Reply with one number only: the count of lines below that contain the word "ensure".

___ Extracted information ___

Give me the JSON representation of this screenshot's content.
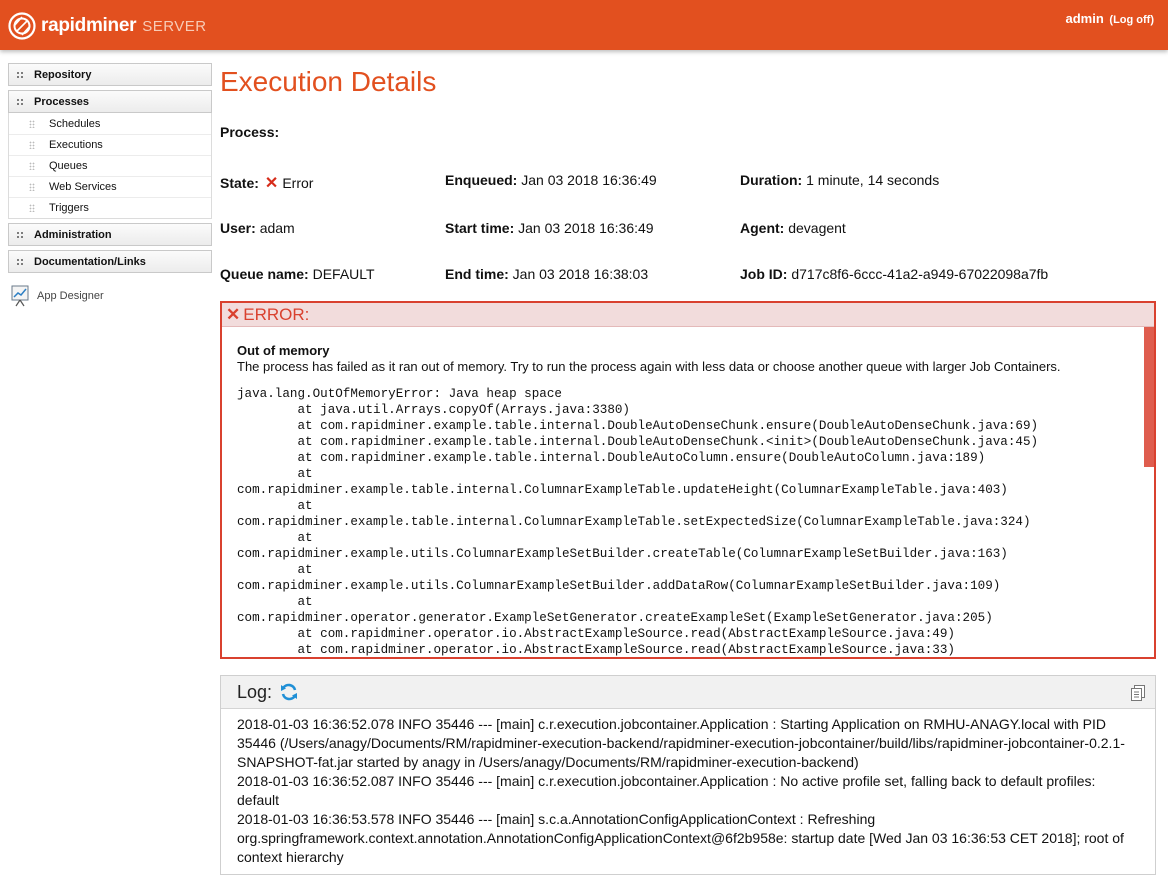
{
  "header": {
    "brand": "rapidminer",
    "brand_sub": "SERVER",
    "user": "admin",
    "logoff": "(Log off)"
  },
  "sidebar": {
    "sections": [
      {
        "label": "Repository"
      },
      {
        "label": "Processes",
        "items": [
          "Schedules",
          "Executions",
          "Queues",
          "Web Services",
          "Triggers"
        ]
      },
      {
        "label": "Administration"
      },
      {
        "label": "Documentation/Links"
      }
    ],
    "app_designer": "App Designer"
  },
  "page": {
    "title": "Execution Details",
    "process_label": "Process:",
    "process_value": "",
    "state_label": "State:",
    "state_value": "Error",
    "enqueued_label": "Enqueued:",
    "enqueued_value": "Jan 03 2018 16:36:49",
    "duration_label": "Duration:",
    "duration_value": "1 minute, 14 seconds",
    "user_label": "User:",
    "user_value": "adam",
    "start_label": "Start time:",
    "start_value": "Jan 03 2018 16:36:49",
    "agent_label": "Agent:",
    "agent_value": "devagent",
    "queue_label": "Queue name:",
    "queue_value": "DEFAULT",
    "end_label": "End time:",
    "end_value": "Jan 03 2018 16:38:03",
    "jobid_label": "Job ID:",
    "jobid_value": "d717c8f6-6ccc-41a2-a949-67022098a7fb"
  },
  "error": {
    "heading": "ERROR:",
    "title": "Out of memory",
    "description": "The process has failed as it ran out of memory. Try to run the process again with less data or choose another queue with larger Job Containers.",
    "stacktrace": [
      "java.lang.OutOfMemoryError: Java heap space",
      "        at java.util.Arrays.copyOf(Arrays.java:3380)",
      "        at com.rapidminer.example.table.internal.DoubleAutoDenseChunk.ensure(DoubleAutoDenseChunk.java:69)",
      "        at com.rapidminer.example.table.internal.DoubleAutoDenseChunk.<init>(DoubleAutoDenseChunk.java:45)",
      "        at com.rapidminer.example.table.internal.DoubleAutoColumn.ensure(DoubleAutoColumn.java:189)",
      "        at",
      "com.rapidminer.example.table.internal.ColumnarExampleTable.updateHeight(ColumnarExampleTable.java:403)",
      "        at",
      "com.rapidminer.example.table.internal.ColumnarExampleTable.setExpectedSize(ColumnarExampleTable.java:324)",
      "        at",
      "com.rapidminer.example.utils.ColumnarExampleSetBuilder.createTable(ColumnarExampleSetBuilder.java:163)",
      "        at",
      "com.rapidminer.example.utils.ColumnarExampleSetBuilder.addDataRow(ColumnarExampleSetBuilder.java:109)",
      "        at",
      "com.rapidminer.operator.generator.ExampleSetGenerator.createExampleSet(ExampleSetGenerator.java:205)",
      "        at com.rapidminer.operator.io.AbstractExampleSource.read(AbstractExampleSource.java:49)",
      "        at com.rapidminer.operator.io.AbstractExampleSource.read(AbstractExampleSource.java:33)"
    ]
  },
  "log": {
    "heading": "Log:",
    "lines": [
      "2018-01-03 16:36:52.078  INFO 35446 --- [main] c.r.execution.jobcontainer.Application   : Starting Application on RMHU-ANAGY.local with PID 35446 (/Users/anagy/Documents/RM/rapidminer-execution-backend/rapidminer-execution-jobcontainer/build/libs/rapidminer-jobcontainer-0.2.1-SNAPSHOT-fat.jar started by anagy in /Users/anagy/Documents/RM/rapidminer-execution-backend)",
      "2018-01-03 16:36:52.087  INFO 35446 --- [main] c.r.execution.jobcontainer.Application   : No active profile set, falling back to default profiles: default",
      "2018-01-03 16:36:53.578  INFO 35446 --- [main] s.c.a.AnnotationConfigApplicationContext : Refreshing org.springframework.context.annotation.AnnotationConfigApplicationContext@6f2b958e: startup date [Wed Jan 03 16:36:53 CET 2018]; root of context hierarchy"
    ]
  },
  "colors": {
    "brand": "#e2501f",
    "error": "#d9412f",
    "error_bg": "#f2dcdc",
    "refresh": "#1f8fd6"
  }
}
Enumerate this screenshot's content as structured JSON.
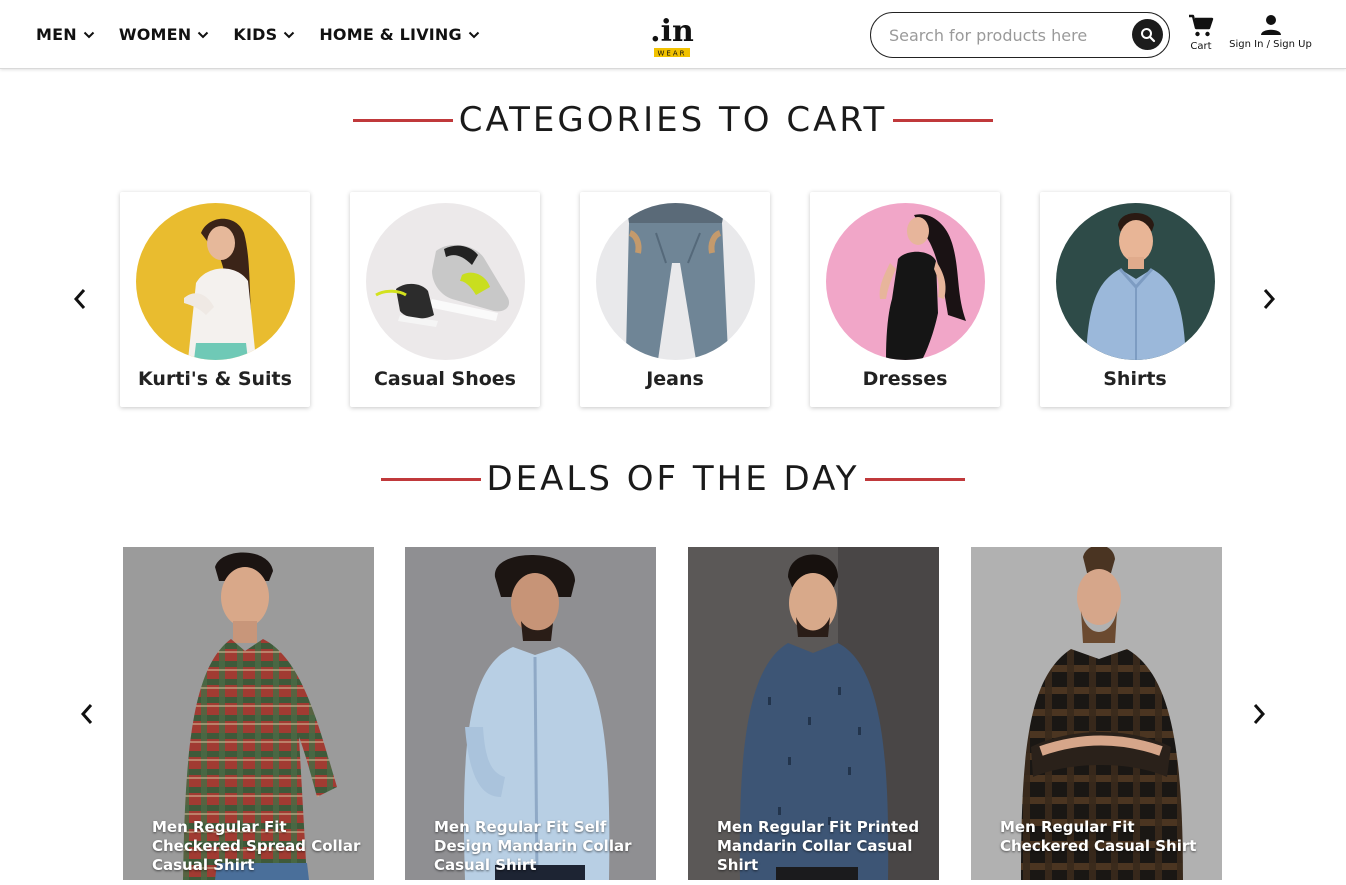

___

• [Response]: 2